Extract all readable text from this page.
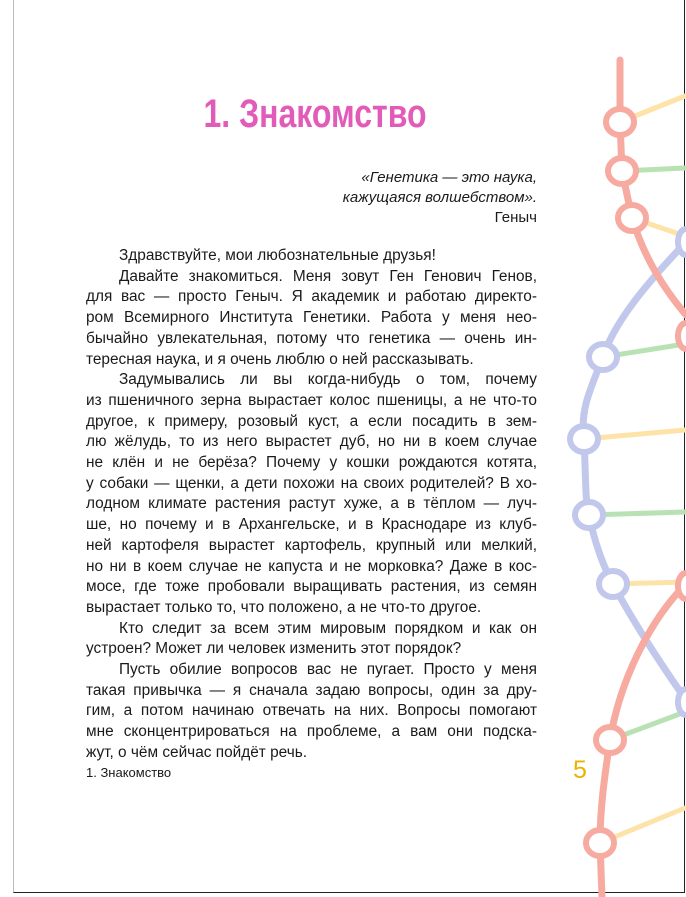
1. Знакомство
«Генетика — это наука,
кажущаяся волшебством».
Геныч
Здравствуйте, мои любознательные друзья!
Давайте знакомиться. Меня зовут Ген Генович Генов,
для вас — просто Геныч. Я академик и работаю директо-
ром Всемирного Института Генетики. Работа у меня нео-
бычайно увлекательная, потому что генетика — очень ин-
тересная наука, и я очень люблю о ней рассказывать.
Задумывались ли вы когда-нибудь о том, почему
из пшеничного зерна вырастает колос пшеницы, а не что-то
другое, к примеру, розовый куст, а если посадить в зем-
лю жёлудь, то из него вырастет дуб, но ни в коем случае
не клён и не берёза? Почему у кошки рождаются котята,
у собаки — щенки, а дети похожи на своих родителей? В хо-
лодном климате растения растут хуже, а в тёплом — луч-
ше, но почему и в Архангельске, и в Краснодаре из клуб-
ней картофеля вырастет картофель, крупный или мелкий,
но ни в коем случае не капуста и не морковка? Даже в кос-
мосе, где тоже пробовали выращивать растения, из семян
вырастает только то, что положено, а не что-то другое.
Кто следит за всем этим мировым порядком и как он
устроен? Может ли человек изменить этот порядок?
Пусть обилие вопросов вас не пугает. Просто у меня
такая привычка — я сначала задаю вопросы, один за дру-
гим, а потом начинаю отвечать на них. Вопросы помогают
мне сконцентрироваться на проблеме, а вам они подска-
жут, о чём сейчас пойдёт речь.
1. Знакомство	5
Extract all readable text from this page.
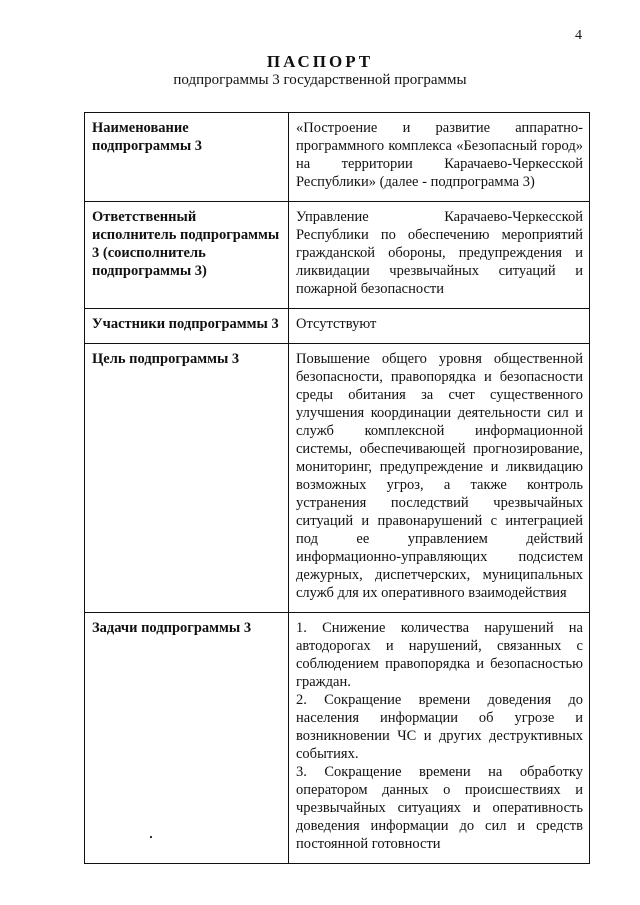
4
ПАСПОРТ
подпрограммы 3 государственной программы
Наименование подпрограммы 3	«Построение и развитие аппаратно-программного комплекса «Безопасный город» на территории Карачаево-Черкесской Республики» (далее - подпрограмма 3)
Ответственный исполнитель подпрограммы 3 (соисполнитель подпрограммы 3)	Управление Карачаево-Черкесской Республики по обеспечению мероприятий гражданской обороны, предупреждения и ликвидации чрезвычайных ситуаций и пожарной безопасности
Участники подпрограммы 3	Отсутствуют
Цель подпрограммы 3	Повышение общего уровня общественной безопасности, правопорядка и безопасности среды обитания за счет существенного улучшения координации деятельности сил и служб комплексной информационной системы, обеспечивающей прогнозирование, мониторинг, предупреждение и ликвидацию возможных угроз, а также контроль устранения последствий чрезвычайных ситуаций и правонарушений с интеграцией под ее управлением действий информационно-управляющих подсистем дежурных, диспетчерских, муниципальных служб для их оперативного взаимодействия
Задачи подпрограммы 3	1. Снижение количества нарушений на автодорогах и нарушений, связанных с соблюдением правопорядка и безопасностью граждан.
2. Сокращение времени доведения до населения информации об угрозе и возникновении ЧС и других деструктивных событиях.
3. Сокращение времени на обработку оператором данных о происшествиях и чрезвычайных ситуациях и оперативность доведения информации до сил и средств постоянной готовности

# # # # # # #

Collect every line with the string "вырастет" from the records, and copy each.

● Right answer:
лю жёлудь, то из него вырастет дуб, но ни в коем случае
ней картофеля вырастет картофель, крупный или мелкий,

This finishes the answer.